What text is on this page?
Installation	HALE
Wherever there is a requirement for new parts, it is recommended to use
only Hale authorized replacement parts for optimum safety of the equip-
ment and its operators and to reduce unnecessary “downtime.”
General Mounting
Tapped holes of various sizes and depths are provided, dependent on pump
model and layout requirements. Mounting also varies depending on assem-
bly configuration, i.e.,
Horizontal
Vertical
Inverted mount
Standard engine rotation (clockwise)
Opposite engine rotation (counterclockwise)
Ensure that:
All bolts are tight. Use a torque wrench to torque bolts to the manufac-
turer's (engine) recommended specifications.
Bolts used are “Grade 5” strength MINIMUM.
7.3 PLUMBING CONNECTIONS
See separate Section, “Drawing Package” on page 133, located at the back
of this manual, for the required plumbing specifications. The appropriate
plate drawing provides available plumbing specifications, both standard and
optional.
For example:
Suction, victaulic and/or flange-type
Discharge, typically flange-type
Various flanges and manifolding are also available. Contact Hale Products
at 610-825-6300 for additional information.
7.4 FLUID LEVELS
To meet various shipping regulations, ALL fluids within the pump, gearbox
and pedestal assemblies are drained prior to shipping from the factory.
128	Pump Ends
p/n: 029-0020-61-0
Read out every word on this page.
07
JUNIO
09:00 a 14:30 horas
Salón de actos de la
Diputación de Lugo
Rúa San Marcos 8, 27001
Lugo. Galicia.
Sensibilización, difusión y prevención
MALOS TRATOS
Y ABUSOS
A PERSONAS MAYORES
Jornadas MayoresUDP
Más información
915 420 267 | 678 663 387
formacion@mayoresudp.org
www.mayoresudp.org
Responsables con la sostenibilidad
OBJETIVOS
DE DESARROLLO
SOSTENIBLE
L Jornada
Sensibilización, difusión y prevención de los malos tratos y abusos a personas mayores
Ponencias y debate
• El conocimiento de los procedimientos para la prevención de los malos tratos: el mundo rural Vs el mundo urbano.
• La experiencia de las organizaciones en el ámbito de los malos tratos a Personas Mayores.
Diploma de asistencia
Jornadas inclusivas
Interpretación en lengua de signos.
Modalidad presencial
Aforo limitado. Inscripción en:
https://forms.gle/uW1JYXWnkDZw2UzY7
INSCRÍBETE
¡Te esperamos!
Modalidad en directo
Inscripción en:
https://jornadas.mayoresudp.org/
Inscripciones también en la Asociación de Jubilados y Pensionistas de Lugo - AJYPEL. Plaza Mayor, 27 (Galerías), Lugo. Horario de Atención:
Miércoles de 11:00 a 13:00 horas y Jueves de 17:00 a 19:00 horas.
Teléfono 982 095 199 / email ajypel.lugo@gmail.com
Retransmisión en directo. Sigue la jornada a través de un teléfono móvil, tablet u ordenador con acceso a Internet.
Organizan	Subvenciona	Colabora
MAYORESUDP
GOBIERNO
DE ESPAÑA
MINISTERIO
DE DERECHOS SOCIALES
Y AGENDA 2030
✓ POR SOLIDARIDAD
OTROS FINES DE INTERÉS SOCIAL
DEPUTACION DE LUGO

◆ **What the task asks**: State, as a number only, how many lines in the entries include "Inscripción".

◆ **The result**: 2